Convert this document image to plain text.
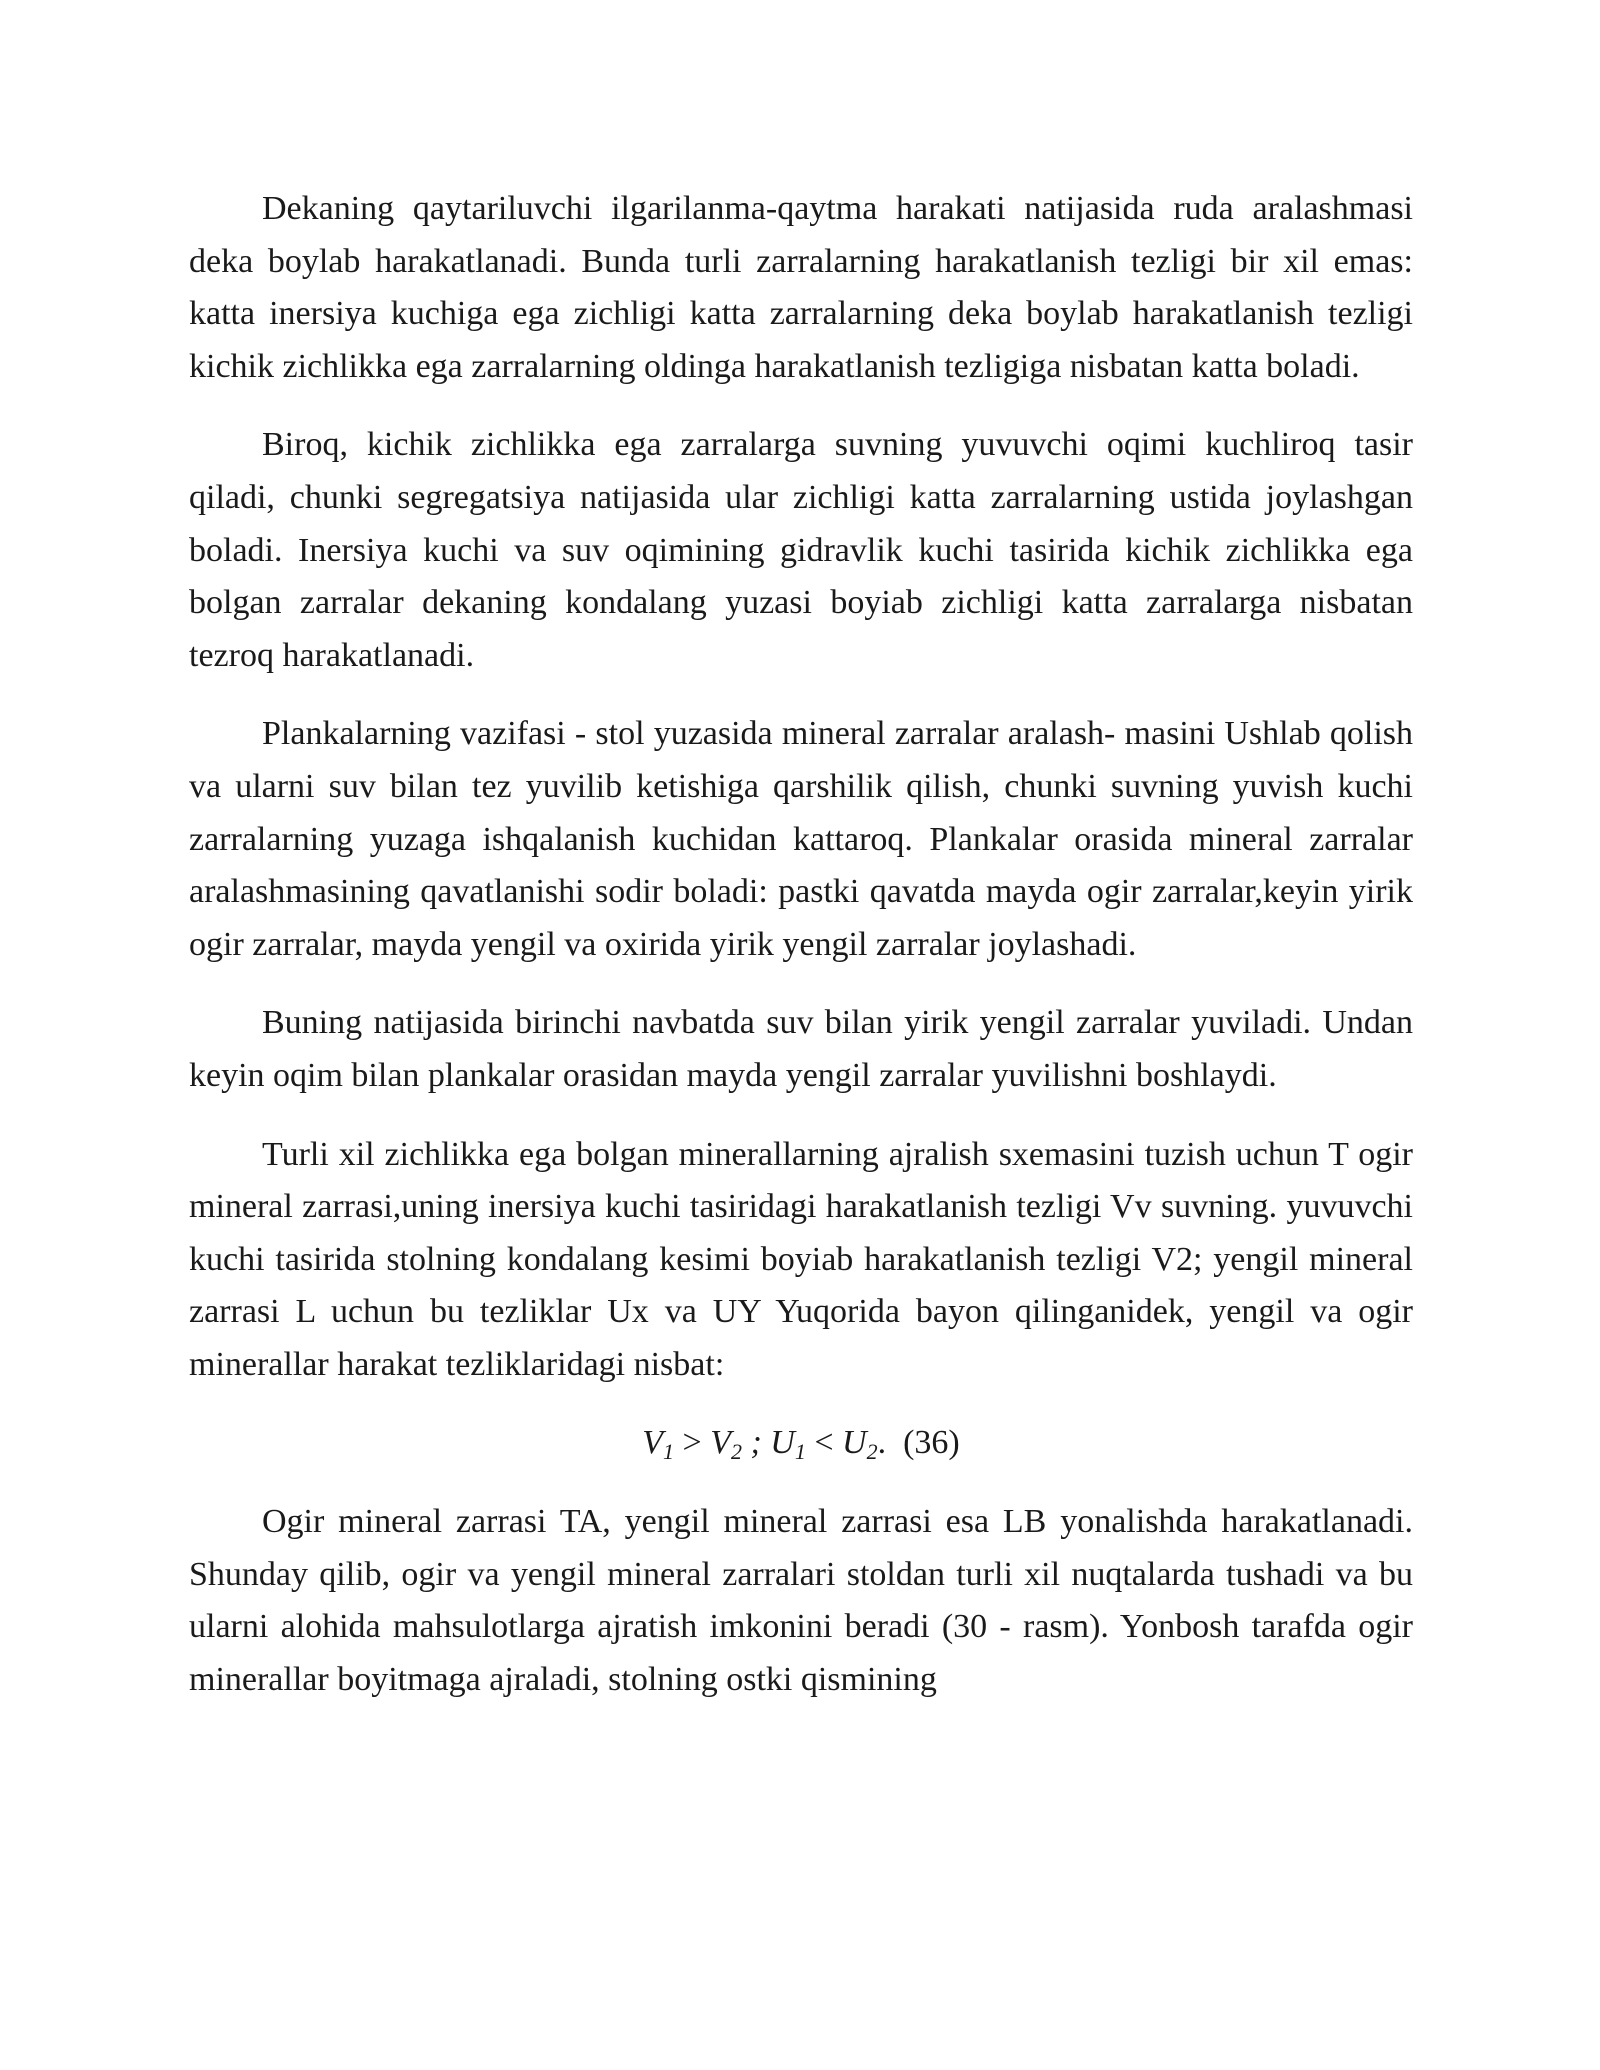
Dekaning qaytariluvchi ilgarilanma-qaytma harakati natijasida ruda aralashmasi deka boylab harakatlanadi. Bunda turli zarralarning harakatlanish tezligi bir xil emas: katta inersiya kuchiga ega zichligi katta zarralarning deka boylab harakatlanish tezligi kichik zichlikka ega zarralarning oldinga harakatlanish tezligiga nisbatan katta boladi.

Biroq, kichik zichlikka ega zarralarga suvning yuvuvchi oqimi kuchliroq tasir qiladi, chunki segregatsiya natijasida ular zichligi katta zarralarning ustida joylashgan boladi. Inersiya kuchi va suv oqimining gidravlik kuchi tasirida kichik zichlikka ega bolgan zarralar dekaning kondalang yuzasi boyiab zichligi katta zarralarga nisbatan tezroq harakatlanadi.

Plankalarning vazifasi - stol yuzasida mineral zarralar aralash- masini Ushlab qolish va ularni suv bilan tez yuvilib ketishiga qarshilik qilish, chunki suvning yuvish kuchi zarralarning yuzaga ishqalanish kuchidan kattaroq. Plankalar orasida mineral zarralar aralashmasining qavatlanishi sodir boladi: pastki qavatda mayda ogir zarralar,keyin yirik ogir zarralar, mayda yengil va oxirida yirik yengil zarralar joylashadi.

Buning natijasida birinchi navbatda suv bilan yirik yengil zarralar yuviladi. Undan keyin oqim bilan plankalar orasidan mayda yengil zarralar yuvilishni boshlaydi.

Turli xil zichlikka ega bolgan minerallarning ajralish sxemasini tuzish uchun T ogir mineral zarrasi,uning inersiya kuchi tasiridagi harakatlanish tezligi Vv suvning. yuvuvchi kuchi tasirida stolning kondalang kesimi boyiab harakatlanish tezligi V2; yengil mineral zarrasi L uchun bu tezliklar Ux va UY Yuqorida bayon qilinganidek, yengil va ogir minerallar harakat tezliklaridagi nisbat:

$V_1 > V_2$ ; $U_1 < U_2$. (36)

Ogir mineral zarrasi TA, yengil mineral zarrasi esa LB yonalishda harakatlanadi. Shunday qilib, ogir va yengil mineral zarralari stoldan turli xil nuqtalarda tushadi va bu ularni alohida mahsulotlarga ajratish imkonini beradi (30 - rasm). Yonbosh tarafda ogir minerallar boyitmaga ajraladi, stolning ostki qismining
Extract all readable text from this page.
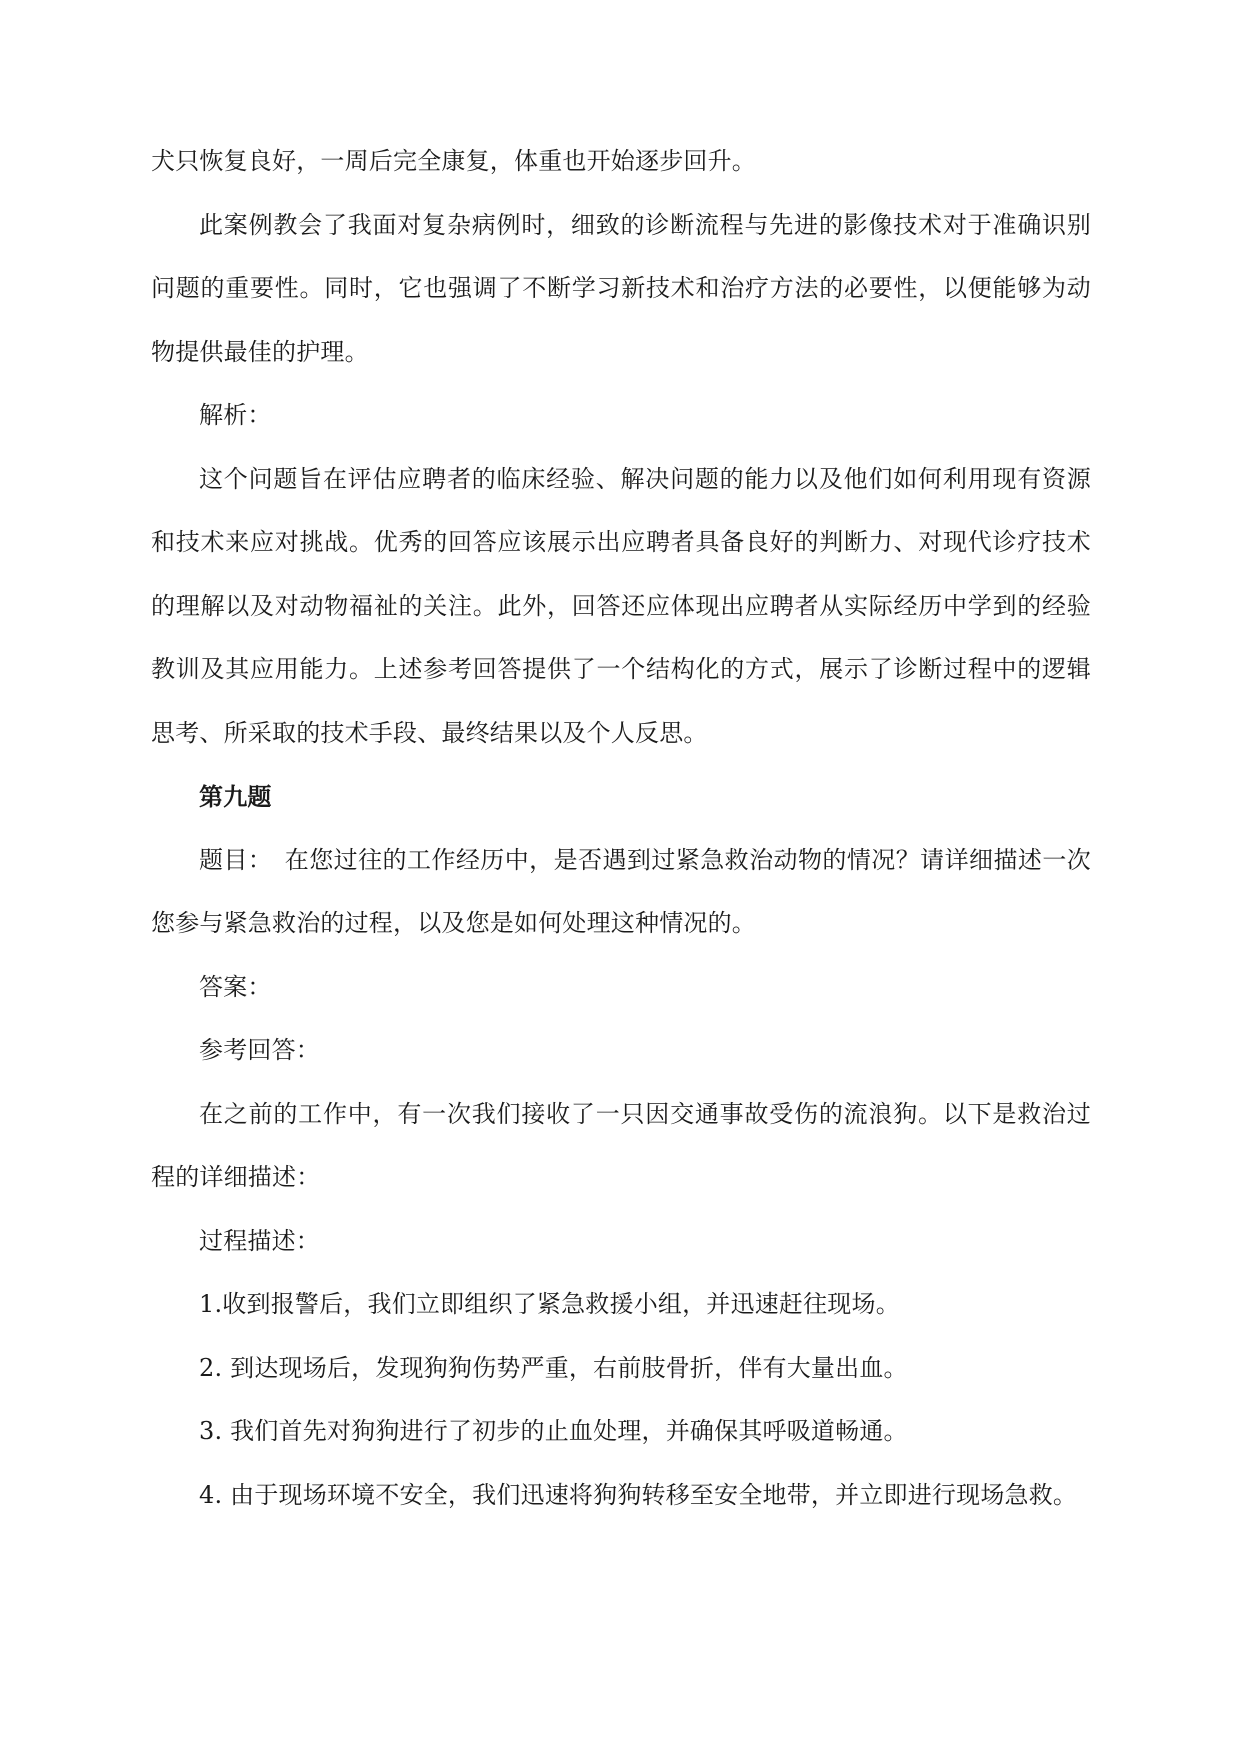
犬只恢复良好，一周后完全康复，体重也开始逐步回升。

此案例教会了我面对复杂病例时，细致的诊断流程与先进的影像技术对于准确识别问题的重要性。同时，它也强调了不断学习新技术和治疗方法的必要性，以便能够为动物提供最佳的护理。

解析：

这个问题旨在评估应聘者的临床经验、解决问题的能力以及他们如何利用现有资源和技术来应对挑战。优秀的回答应该展示出应聘者具备良好的判断力、对现代诊疗技术的理解以及对动物福祉的关注。此外，回答还应体现出应聘者从实际经历中学到的经验教训及其应用能力。上述参考回答提供了一个结构化的方式，展示了诊断过程中的逻辑思考、所采取的技术手段、最终结果以及个人反思。

第九题

题目：　在您过往的工作经历中，是否遇到过紧急救治动物的情况？请详细描述一次您参与紧急救治的过程，以及您是如何处理这种情况的。

答案：

参考回答：

在之前的工作中，有一次我们接收了一只因交通事故受伤的流浪狗。以下是救治过程的详细描述：

过程描述：

1.收到报警后，我们立即组织了紧急救援小组，并迅速赶往现场。

2. 到达现场后，发现狗狗伤势严重，右前肢骨折，伴有大量出血。

3. 我们首先对狗狗进行了初步的止血处理，并确保其呼吸道畅通。

4. 由于现场环境不安全，我们迅速将狗狗转移至安全地带，并立即进行现场急救。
▬▬▬
▶ **Task**
Without the pictures, retype exactly the lines from the one that holds "Extract all readable text from this page." to the last line of the data above, both of them included.

▶ **Answer for this exercise**
Extract all readable text from this page.
犬只恢复良好，一周后完全康复，体重也开始逐步回升。

此案例教会了我面对复杂病例时，细致的诊断流程与先进的影像技术对于准确识别问题的重要性。同时，它也强调了不断学习新技术和治疗方法的必要性，以便能够为动物提供最佳的护理。

解析：

这个问题旨在评估应聘者的临床经验、解决问题的能力以及他们如何利用现有资源和技术来应对挑战。优秀的回答应该展示出应聘者具备良好的判断力、对现代诊疗技术的理解以及对动物福祉的关注。此外，回答还应体现出应聘者从实际经历中学到的经验教训及其应用能力。上述参考回答提供了一个结构化的方式，展示了诊断过程中的逻辑思考、所采取的技术手段、最终结果以及个人反思。

第九题

题目：　在您过往的工作经历中，是否遇到过紧急救治动物的情况？请详细描述一次您参与紧急救治的过程，以及您是如何处理这种情况的。

答案：

参考回答：

在之前的工作中，有一次我们接收了一只因交通事故受伤的流浪狗。以下是救治过程的详细描述：

过程描述：

1.收到报警后，我们立即组织了紧急救援小组，并迅速赶往现场。

2. 到达现场后，发现狗狗伤势严重，右前肢骨折，伴有大量出血。

3. 我们首先对狗狗进行了初步的止血处理，并确保其呼吸道畅通。

4. 由于现场环境不安全，我们迅速将狗狗转移至安全地带，并立即进行现场急救。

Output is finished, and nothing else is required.